Check each line below for the word "institution" and give the number of lines that have it, nothing more.

>> Start DATASET ENTRIES

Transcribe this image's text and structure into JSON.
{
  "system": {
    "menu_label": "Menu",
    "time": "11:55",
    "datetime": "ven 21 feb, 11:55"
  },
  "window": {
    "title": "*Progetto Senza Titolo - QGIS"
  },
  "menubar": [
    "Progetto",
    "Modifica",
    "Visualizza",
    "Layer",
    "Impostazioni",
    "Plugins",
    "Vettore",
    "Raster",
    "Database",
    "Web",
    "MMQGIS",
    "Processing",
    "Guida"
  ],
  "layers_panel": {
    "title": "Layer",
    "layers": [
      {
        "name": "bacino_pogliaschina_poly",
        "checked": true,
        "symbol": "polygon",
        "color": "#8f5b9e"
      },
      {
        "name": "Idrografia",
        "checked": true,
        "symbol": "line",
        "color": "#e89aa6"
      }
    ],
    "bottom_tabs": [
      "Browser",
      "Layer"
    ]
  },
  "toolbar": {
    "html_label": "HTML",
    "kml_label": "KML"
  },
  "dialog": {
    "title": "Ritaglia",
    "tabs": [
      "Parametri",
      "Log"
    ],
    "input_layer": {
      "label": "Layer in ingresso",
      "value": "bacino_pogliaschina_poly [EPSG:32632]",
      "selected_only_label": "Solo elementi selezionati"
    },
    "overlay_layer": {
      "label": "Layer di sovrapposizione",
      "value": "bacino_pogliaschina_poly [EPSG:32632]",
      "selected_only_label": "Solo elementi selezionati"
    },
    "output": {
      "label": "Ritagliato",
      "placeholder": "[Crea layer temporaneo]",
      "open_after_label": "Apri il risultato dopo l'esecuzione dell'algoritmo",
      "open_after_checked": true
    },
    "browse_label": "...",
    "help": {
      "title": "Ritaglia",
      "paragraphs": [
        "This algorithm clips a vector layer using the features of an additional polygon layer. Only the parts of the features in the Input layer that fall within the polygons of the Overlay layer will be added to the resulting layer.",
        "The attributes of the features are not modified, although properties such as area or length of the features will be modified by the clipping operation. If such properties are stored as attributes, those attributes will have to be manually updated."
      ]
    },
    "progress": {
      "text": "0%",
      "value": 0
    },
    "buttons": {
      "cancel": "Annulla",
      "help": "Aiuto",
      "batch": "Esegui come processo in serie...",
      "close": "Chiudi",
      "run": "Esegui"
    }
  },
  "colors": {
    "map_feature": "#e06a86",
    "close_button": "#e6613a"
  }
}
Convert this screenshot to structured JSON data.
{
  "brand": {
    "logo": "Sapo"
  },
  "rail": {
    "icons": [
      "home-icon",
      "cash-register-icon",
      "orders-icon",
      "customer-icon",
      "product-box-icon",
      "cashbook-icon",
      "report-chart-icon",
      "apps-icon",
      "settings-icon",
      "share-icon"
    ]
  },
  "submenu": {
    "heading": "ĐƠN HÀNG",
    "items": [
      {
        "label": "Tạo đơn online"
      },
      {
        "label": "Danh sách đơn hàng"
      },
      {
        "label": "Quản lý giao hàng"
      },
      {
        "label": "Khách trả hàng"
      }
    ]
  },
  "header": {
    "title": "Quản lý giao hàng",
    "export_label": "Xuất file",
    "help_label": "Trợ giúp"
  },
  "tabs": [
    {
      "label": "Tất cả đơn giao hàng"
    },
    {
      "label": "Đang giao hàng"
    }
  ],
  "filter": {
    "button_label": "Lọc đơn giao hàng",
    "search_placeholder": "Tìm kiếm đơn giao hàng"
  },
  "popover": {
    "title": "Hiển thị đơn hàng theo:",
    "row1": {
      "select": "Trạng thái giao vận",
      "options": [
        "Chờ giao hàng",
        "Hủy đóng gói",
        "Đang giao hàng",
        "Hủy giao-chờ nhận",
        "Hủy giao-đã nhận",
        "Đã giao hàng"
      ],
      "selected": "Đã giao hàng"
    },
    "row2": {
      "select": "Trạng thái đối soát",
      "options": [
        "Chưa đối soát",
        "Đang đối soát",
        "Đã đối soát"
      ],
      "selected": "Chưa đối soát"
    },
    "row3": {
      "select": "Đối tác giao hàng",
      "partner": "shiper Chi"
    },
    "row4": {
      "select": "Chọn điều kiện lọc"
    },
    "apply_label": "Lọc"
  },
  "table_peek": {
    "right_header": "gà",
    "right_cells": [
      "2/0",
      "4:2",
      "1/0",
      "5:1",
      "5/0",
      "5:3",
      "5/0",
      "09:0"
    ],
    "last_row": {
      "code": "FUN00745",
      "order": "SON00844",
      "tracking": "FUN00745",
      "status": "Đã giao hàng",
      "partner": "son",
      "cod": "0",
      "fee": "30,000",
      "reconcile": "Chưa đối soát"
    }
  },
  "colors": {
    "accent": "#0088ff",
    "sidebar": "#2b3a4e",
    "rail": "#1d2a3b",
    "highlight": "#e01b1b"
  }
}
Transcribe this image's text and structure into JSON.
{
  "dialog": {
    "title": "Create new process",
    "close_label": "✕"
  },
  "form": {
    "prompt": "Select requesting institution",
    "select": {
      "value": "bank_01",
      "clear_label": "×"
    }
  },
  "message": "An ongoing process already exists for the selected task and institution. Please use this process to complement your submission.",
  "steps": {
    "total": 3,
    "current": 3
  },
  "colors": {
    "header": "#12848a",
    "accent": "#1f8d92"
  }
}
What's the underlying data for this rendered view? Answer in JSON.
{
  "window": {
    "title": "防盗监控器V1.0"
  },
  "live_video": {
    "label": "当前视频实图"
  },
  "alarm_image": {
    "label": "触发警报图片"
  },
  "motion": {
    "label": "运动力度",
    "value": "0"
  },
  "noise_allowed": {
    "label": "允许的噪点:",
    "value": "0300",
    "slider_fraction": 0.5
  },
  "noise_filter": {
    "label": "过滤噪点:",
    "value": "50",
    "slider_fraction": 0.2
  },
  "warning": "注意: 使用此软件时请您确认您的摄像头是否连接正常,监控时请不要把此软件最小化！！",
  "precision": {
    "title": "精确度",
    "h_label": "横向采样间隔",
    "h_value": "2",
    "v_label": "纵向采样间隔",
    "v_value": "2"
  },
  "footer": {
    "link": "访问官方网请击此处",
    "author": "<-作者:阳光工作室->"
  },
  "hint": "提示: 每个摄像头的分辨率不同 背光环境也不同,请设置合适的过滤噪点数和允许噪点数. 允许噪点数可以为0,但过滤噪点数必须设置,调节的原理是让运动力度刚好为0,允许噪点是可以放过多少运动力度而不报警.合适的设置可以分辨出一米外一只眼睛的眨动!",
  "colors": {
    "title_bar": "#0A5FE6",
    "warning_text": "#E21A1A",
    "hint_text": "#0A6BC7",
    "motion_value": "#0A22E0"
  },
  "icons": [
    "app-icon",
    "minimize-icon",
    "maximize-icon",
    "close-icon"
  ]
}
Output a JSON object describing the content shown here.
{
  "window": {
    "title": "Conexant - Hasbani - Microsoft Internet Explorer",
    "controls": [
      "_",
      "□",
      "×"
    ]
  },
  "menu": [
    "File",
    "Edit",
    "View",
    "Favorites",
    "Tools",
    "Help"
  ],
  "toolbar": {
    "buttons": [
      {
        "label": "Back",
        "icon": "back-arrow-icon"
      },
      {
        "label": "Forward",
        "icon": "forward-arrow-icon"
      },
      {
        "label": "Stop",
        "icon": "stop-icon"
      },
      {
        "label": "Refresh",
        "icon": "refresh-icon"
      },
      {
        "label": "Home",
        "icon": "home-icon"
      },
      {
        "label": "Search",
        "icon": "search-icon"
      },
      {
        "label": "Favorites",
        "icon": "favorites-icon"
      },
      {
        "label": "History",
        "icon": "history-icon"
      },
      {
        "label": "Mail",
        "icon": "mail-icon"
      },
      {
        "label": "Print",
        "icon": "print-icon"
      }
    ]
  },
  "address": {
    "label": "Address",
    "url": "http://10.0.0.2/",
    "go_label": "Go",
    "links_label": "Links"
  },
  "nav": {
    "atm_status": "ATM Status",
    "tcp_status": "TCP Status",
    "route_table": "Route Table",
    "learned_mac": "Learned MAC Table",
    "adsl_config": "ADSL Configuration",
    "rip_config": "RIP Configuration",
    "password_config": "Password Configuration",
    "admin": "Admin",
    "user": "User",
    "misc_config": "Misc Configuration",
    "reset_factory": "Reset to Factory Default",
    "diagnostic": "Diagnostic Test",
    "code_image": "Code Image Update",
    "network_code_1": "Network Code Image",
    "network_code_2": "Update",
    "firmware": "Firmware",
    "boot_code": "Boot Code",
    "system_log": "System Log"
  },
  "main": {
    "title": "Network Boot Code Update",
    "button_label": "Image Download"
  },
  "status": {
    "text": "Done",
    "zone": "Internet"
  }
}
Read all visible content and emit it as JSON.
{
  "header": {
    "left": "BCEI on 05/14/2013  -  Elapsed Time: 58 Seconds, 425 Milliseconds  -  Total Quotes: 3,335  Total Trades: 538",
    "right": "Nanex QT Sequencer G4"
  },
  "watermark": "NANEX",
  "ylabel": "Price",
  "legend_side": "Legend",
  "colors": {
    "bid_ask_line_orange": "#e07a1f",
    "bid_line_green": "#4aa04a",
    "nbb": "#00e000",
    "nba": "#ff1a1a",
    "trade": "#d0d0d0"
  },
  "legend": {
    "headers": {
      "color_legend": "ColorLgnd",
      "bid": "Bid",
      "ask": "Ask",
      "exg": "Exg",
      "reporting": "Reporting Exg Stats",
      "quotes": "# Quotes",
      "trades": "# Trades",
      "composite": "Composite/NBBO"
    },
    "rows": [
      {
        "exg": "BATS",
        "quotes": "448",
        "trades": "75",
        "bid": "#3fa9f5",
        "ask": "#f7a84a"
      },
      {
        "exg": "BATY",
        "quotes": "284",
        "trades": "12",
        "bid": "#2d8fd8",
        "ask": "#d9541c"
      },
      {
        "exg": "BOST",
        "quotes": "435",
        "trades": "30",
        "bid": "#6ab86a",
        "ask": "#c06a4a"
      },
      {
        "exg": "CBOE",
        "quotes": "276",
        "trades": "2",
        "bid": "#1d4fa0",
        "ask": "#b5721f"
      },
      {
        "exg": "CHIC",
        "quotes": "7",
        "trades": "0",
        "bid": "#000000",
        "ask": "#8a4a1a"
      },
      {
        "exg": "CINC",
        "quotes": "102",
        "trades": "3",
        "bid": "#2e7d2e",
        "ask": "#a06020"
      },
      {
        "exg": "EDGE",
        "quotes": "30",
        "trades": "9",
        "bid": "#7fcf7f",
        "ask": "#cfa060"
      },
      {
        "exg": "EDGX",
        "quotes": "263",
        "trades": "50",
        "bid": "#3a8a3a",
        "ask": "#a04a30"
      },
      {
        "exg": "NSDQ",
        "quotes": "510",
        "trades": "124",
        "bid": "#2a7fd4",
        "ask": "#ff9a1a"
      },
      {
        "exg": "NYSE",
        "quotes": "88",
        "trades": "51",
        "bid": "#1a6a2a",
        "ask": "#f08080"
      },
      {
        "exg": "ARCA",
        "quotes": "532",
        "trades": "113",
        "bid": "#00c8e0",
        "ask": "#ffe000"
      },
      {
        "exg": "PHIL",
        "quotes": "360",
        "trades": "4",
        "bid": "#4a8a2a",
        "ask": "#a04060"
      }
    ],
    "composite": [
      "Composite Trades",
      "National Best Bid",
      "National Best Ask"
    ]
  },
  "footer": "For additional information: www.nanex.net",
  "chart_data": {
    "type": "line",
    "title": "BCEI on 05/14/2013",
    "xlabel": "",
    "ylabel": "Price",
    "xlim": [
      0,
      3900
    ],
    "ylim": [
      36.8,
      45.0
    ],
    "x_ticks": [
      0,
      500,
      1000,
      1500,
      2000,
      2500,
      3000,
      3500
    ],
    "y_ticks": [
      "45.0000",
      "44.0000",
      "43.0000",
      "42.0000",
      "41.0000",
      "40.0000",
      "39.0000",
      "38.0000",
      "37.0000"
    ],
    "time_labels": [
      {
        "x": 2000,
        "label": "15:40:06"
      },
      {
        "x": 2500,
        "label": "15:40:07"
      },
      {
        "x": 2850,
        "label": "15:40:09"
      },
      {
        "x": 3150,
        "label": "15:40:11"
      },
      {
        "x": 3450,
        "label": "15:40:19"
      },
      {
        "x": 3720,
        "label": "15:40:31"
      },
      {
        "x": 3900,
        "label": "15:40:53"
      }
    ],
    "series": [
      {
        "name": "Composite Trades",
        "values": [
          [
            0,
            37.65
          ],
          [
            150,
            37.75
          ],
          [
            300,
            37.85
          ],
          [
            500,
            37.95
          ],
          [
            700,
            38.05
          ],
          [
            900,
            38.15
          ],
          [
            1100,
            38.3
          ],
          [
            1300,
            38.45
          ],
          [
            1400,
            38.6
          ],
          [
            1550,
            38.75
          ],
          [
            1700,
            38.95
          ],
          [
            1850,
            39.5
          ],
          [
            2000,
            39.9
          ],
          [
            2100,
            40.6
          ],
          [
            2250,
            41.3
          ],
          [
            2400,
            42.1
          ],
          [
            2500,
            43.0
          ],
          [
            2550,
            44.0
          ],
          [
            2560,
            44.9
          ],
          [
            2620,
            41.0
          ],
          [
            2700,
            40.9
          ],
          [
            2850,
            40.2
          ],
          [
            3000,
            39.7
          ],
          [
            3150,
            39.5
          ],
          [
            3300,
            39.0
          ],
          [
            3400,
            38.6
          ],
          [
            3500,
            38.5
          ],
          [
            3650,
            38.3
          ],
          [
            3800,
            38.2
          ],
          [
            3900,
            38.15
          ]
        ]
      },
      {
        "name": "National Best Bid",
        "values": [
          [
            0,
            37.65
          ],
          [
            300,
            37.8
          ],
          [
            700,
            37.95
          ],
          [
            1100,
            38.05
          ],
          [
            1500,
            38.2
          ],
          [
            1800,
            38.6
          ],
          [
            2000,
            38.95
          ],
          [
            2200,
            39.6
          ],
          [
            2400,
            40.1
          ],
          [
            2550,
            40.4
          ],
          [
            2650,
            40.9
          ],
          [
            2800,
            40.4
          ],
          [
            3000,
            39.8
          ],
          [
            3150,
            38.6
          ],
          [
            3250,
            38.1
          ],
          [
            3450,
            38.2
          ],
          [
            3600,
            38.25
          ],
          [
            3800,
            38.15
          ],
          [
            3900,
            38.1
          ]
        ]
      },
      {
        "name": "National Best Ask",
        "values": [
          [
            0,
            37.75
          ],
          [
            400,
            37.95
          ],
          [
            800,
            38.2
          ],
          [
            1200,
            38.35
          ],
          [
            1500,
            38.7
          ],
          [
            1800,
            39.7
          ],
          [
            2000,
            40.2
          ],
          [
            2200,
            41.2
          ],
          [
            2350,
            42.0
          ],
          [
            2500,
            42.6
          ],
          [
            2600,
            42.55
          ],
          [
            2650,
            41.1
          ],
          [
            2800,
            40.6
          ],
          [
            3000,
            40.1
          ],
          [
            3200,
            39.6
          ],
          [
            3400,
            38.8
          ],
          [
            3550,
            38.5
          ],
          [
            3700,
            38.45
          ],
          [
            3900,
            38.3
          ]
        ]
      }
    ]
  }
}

>> End DATASET ENTRIES

> WRITTEN ANSWER
2